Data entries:
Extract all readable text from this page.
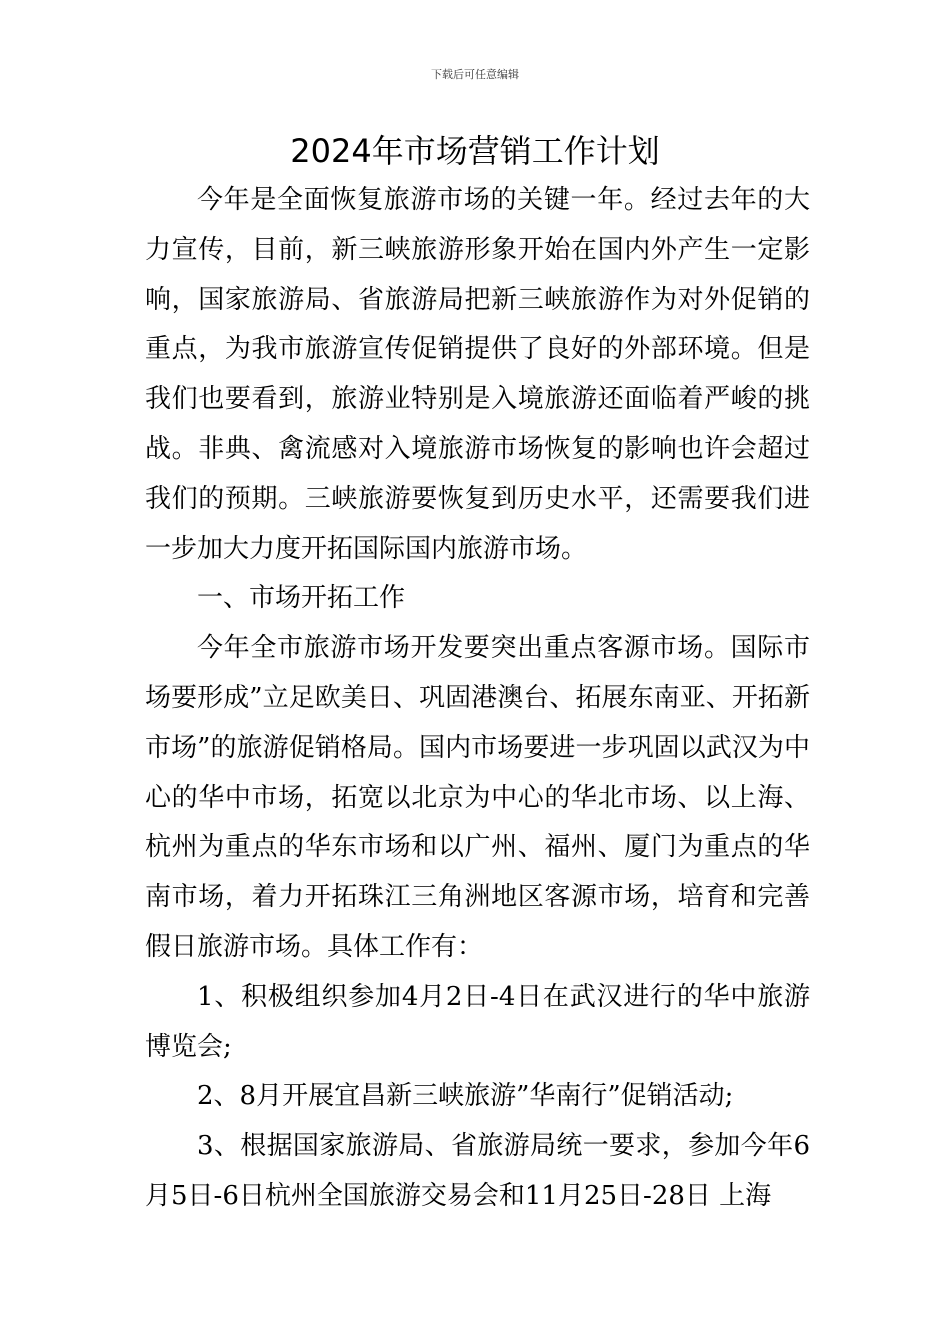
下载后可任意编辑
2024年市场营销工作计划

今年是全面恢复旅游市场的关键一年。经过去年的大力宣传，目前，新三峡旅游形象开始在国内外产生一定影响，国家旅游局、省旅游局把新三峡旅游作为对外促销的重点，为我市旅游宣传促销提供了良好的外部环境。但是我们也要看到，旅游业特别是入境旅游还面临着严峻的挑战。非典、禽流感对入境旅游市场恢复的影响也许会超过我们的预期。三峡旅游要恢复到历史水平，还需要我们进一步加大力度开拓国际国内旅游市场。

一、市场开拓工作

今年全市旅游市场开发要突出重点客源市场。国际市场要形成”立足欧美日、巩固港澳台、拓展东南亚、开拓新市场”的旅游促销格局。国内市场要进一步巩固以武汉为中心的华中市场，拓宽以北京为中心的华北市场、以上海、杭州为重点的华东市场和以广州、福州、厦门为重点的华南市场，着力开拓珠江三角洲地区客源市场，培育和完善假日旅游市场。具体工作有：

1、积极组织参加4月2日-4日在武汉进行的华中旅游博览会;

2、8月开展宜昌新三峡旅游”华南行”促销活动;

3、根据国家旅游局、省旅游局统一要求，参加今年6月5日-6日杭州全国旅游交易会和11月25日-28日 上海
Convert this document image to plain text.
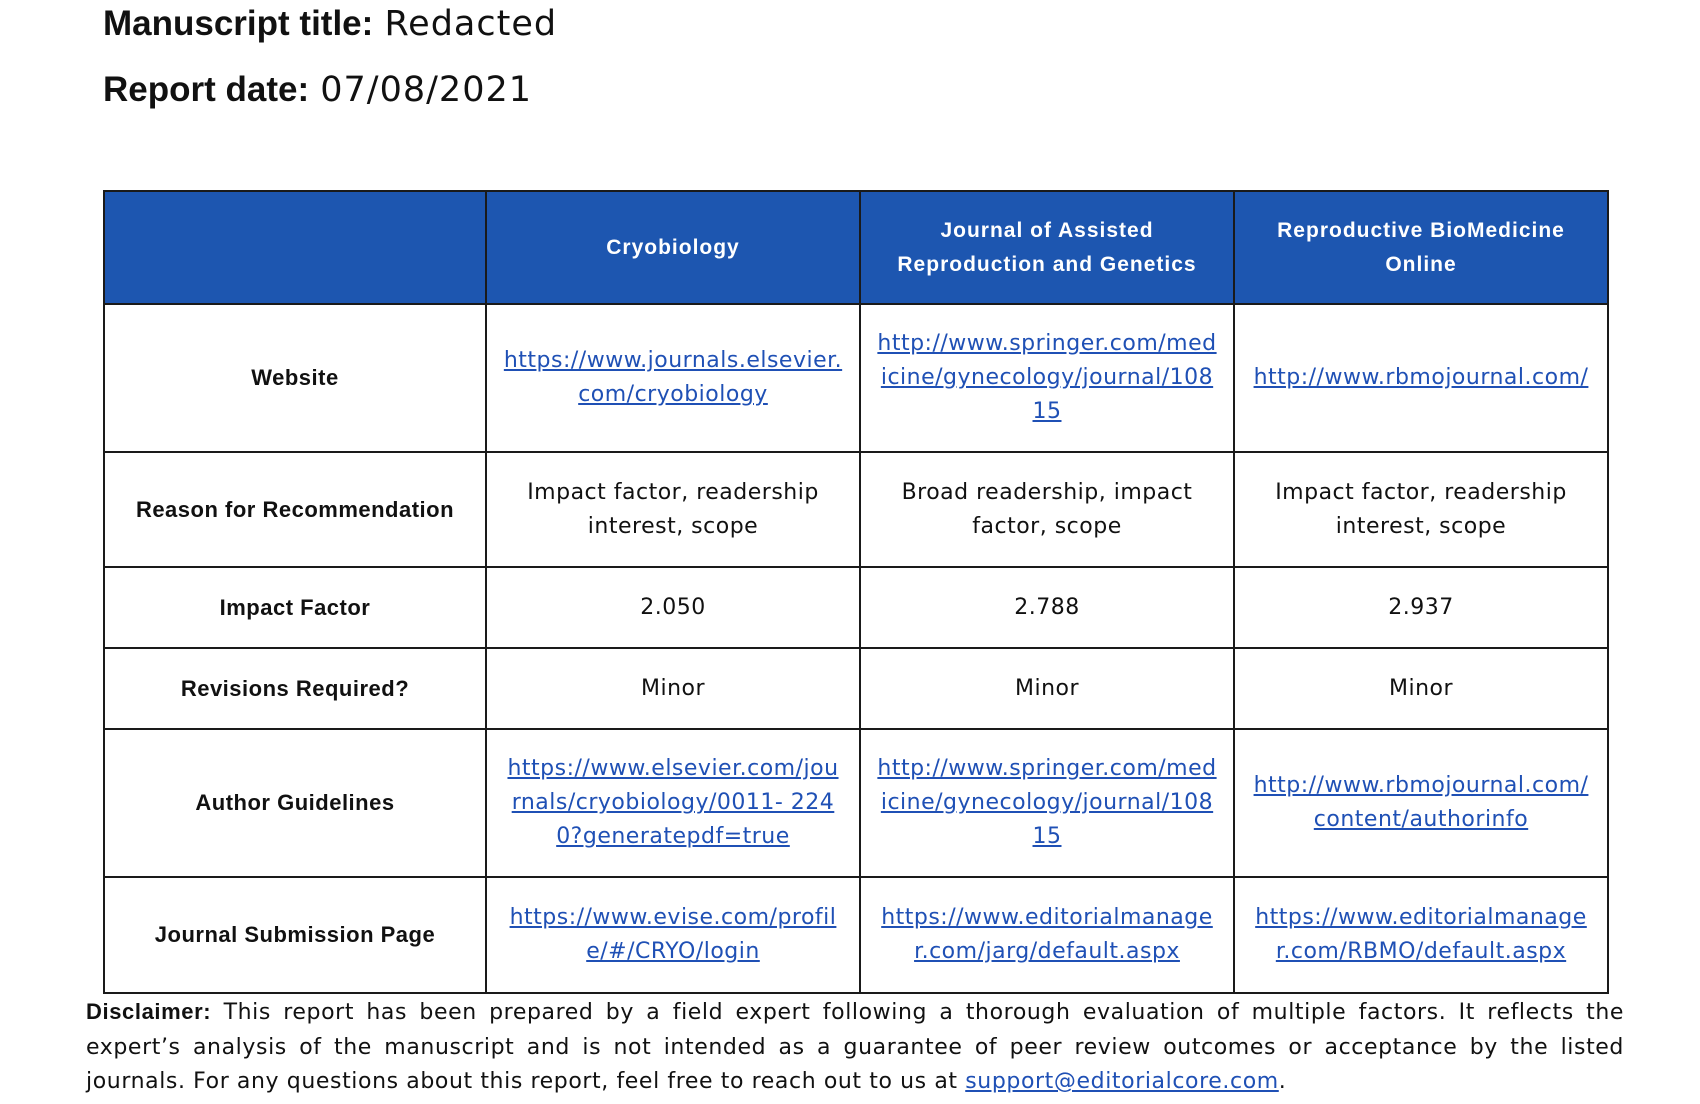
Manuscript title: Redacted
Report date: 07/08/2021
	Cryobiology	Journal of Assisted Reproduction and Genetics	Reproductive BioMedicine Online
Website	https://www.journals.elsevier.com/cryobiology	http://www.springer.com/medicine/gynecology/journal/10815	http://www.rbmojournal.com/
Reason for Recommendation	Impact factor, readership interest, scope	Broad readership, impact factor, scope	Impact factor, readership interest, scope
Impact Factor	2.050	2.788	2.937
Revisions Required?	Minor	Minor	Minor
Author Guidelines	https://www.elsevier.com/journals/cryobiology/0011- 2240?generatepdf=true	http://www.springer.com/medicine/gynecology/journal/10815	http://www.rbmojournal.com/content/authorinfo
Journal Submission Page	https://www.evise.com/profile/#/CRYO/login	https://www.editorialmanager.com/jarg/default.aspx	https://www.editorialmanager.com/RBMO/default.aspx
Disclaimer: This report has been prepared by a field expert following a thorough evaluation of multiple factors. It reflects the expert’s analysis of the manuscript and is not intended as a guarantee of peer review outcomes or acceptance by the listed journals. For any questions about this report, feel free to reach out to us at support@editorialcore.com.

- _TO DO_:
Repeat the listing verbatim. Skip the pictures.

- _IN RESPONSE_:
Extract all readable text from this page.
下载后可任意编辑
2024年市场营销工作计划

今年是全面恢复旅游市场的关键一年。经过去年的大力宣传，目前，新三峡旅游形象开始在国内外产生一定影响，国家旅游局、省旅游局把新三峡旅游作为对外促销的重点，为我市旅游宣传促销提供了良好的外部环境。但是我们也要看到，旅游业特别是入境旅游还面临着严峻的挑战。非典、禽流感对入境旅游市场恢复的影响也许会超过我们的预期。三峡旅游要恢复到历史水平，还需要我们进一步加大力度开拓国际国内旅游市场。

一、市场开拓工作

今年全市旅游市场开发要突出重点客源市场。国际市场要形成”立足欧美日、巩固港澳台、拓展东南亚、开拓新市场”的旅游促销格局。国内市场要进一步巩固以武汉为中心的华中市场，拓宽以北京为中心的华北市场、以上海、杭州为重点的华东市场和以广州、福州、厦门为重点的华南市场，着力开拓珠江三角洲地区客源市场，培育和完善假日旅游市场。具体工作有：

1、积极组织参加4月2日-4日在武汉进行的华中旅游博览会;

2、8月开展宜昌新三峡旅游”华南行”促销活动;

3、根据国家旅游局、省旅游局统一要求，参加今年6月5日-6日杭州全国旅游交易会和11月25日-28日 上海
Convert this document image to plain text.
Manuscript title: Redacted
Report date: 07/08/2021
	Cryobiology	Journal of Assisted Reproduction and Genetics	Reproductive BioMedicine Online
Website	https://www.journals.elsevier.com/cryobiology	http://www.springer.com/medicine/gynecology/journal/10815	http://www.rbmojournal.com/
Reason for Recommendation	Impact factor, readership interest, scope	Broad readership, impact factor, scope	Impact factor, readership interest, scope
Impact Factor	2.050	2.788	2.937
Revisions Required?	Minor	Minor	Minor
Author Guidelines	https://www.elsevier.com/journals/cryobiology/0011- 2240?generatepdf=true	http://www.springer.com/medicine/gynecology/journal/10815	http://www.rbmojournal.com/content/authorinfo
Journal Submission Page	https://www.evise.com/profile/#/CRYO/login	https://www.editorialmanager.com/jarg/default.aspx	https://www.editorialmanager.com/RBMO/default.aspx
Disclaimer: This report has been prepared by a field expert following a thorough evaluation of multiple factors. It reflects the expert’s analysis of the manuscript and is not intended as a guarantee of peer review outcomes or acceptance by the listed journals. For any questions about this report, feel free to reach out to us at support@editorialcore.com.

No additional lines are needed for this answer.